*** Records to process

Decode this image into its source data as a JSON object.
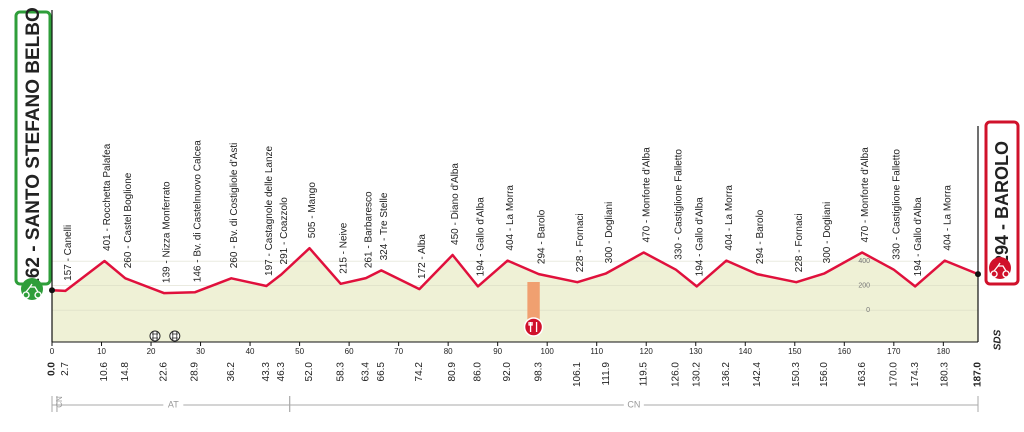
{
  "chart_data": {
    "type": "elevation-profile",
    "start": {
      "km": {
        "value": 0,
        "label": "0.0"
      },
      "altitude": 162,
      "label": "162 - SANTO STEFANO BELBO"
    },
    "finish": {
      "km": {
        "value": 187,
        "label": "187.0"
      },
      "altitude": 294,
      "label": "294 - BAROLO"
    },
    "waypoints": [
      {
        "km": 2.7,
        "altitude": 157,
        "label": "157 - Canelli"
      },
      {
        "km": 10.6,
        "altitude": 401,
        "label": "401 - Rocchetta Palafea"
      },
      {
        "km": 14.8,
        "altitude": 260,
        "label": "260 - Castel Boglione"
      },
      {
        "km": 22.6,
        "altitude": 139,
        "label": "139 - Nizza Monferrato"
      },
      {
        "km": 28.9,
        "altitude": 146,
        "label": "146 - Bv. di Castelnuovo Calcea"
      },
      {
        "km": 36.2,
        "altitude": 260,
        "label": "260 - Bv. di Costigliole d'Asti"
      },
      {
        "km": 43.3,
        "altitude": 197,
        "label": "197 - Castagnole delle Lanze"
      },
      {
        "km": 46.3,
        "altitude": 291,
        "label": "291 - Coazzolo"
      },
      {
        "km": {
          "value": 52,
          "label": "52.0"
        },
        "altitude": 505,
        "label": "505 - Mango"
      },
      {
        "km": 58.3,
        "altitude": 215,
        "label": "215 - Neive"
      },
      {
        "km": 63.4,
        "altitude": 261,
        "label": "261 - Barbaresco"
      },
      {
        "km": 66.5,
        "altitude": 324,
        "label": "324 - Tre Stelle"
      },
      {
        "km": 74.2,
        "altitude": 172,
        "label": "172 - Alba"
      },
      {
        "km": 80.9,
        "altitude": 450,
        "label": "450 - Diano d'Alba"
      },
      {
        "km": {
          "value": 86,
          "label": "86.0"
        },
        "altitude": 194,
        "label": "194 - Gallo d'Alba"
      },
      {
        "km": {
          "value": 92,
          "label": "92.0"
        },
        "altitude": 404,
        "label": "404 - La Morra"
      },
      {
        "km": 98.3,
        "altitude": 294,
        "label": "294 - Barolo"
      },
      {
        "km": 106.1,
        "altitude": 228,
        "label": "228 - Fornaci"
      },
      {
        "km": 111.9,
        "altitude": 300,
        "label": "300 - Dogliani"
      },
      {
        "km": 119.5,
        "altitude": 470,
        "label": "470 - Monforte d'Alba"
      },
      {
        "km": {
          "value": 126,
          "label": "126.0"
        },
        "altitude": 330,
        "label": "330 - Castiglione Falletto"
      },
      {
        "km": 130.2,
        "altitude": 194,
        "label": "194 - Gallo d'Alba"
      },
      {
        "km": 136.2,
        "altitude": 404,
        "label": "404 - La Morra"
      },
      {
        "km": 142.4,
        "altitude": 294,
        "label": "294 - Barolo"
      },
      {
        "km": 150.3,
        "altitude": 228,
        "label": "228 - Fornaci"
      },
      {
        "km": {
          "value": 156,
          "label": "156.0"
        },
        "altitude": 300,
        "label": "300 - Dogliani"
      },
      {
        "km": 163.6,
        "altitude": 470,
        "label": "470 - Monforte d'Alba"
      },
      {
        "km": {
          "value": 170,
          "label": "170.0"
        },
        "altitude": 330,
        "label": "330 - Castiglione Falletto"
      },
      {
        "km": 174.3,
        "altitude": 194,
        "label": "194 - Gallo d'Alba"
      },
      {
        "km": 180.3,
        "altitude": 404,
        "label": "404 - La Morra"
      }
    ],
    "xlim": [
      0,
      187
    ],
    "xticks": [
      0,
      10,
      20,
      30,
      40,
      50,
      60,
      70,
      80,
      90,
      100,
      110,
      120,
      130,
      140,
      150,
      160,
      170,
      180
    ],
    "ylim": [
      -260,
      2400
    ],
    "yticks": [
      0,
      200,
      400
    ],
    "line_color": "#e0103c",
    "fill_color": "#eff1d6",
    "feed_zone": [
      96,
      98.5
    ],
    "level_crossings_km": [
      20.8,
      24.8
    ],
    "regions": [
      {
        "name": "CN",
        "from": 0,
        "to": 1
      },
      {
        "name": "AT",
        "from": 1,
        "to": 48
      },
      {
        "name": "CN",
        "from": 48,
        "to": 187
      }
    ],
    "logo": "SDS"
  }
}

******

[Brief] All of the material above needs to be restated exactly, with no pictures.

[Answer]
Decode this image into its source data as a JSON object.
{
  "chart_data": {
    "type": "elevation-profile",
    "start": {
      "km": {
        "value": 0,
        "label": "0.0"
      },
      "altitude": 162,
      "label": "162 - SANTO STEFANO BELBO"
    },
    "finish": {
      "km": {
        "value": 187,
        "label": "187.0"
      },
      "altitude": 294,
      "label": "294 - BAROLO"
    },
    "waypoints": [
      {
        "km": 2.7,
        "altitude": 157,
        "label": "157 - Canelli"
      },
      {
        "km": 10.6,
        "altitude": 401,
        "label": "401 - Rocchetta Palafea"
      },
      {
        "km": 14.8,
        "altitude": 260,
        "label": "260 - Castel Boglione"
      },
      {
        "km": 22.6,
        "altitude": 139,
        "label": "139 - Nizza Monferrato"
      },
      {
        "km": 28.9,
        "altitude": 146,
        "label": "146 - Bv. di Castelnuovo Calcea"
      },
      {
        "km": 36.2,
        "altitude": 260,
        "label": "260 - Bv. di Costigliole d'Asti"
      },
      {
        "km": 43.3,
        "altitude": 197,
        "label": "197 - Castagnole delle Lanze"
      },
      {
        "km": 46.3,
        "altitude": 291,
        "label": "291 - Coazzolo"
      },
      {
        "km": {
          "value": 52,
          "label": "52.0"
        },
        "altitude": 505,
        "label": "505 - Mango"
      },
      {
        "km": 58.3,
        "altitude": 215,
        "label": "215 - Neive"
      },
      {
        "km": 63.4,
        "altitude": 261,
        "label": "261 - Barbaresco"
      },
      {
        "km": 66.5,
        "altitude": 324,
        "label": "324 - Tre Stelle"
      },
      {
        "km": 74.2,
        "altitude": 172,
        "label": "172 - Alba"
      },
      {
        "km": 80.9,
        "altitude": 450,
        "label": "450 - Diano d'Alba"
      },
      {
        "km": {
          "value": 86,
          "label": "86.0"
        },
        "altitude": 194,
        "label": "194 - Gallo d'Alba"
      },
      {
        "km": {
          "value": 92,
          "label": "92.0"
        },
        "altitude": 404,
        "label": "404 - La Morra"
      },
      {
        "km": 98.3,
        "altitude": 294,
        "label": "294 - Barolo"
      },
      {
        "km": 106.1,
        "altitude": 228,
        "label": "228 - Fornaci"
      },
      {
        "km": 111.9,
        "altitude": 300,
        "label": "300 - Dogliani"
      },
      {
        "km": 119.5,
        "altitude": 470,
        "label": "470 - Monforte d'Alba"
      },
      {
        "km": {
          "value": 126,
          "label": "126.0"
        },
        "altitude": 330,
        "label": "330 - Castiglione Falletto"
      },
      {
        "km": 130.2,
        "altitude": 194,
        "label": "194 - Gallo d'Alba"
      },
      {
        "km": 136.2,
        "altitude": 404,
        "label": "404 - La Morra"
      },
      {
        "km": 142.4,
        "altitude": 294,
        "label": "294 - Barolo"
      },
      {
        "km": 150.3,
        "altitude": 228,
        "label": "228 - Fornaci"
      },
      {
        "km": {
          "value": 156,
          "label": "156.0"
        },
        "altitude": 300,
        "label": "300 - Dogliani"
      },
      {
        "km": 163.6,
        "altitude": 470,
        "label": "470 - Monforte d'Alba"
      },
      {
        "km": {
          "value": 170,
          "label": "170.0"
        },
        "altitude": 330,
        "label": "330 - Castiglione Falletto"
      },
      {
        "km": 174.3,
        "altitude": 194,
        "label": "194 - Gallo d'Alba"
      },
      {
        "km": 180.3,
        "altitude": 404,
        "label": "404 - La Morra"
      }
    ],
    "xlim": [
      0,
      187
    ],
    "xticks": [
      0,
      10,
      20,
      30,
      40,
      50,
      60,
      70,
      80,
      90,
      100,
      110,
      120,
      130,
      140,
      150,
      160,
      170,
      180
    ],
    "ylim": [
      -260,
      2400
    ],
    "yticks": [
      0,
      200,
      400
    ],
    "line_color": "#e0103c",
    "fill_color": "#eff1d6",
    "feed_zone": [
      96,
      98.5
    ],
    "level_crossings_km": [
      20.8,
      24.8
    ],
    "regions": [
      {
        "name": "CN",
        "from": 0,
        "to": 1
      },
      {
        "name": "AT",
        "from": 1,
        "to": 48
      },
      {
        "name": "CN",
        "from": 48,
        "to": 187
      }
    ],
    "logo": "SDS"
  }
}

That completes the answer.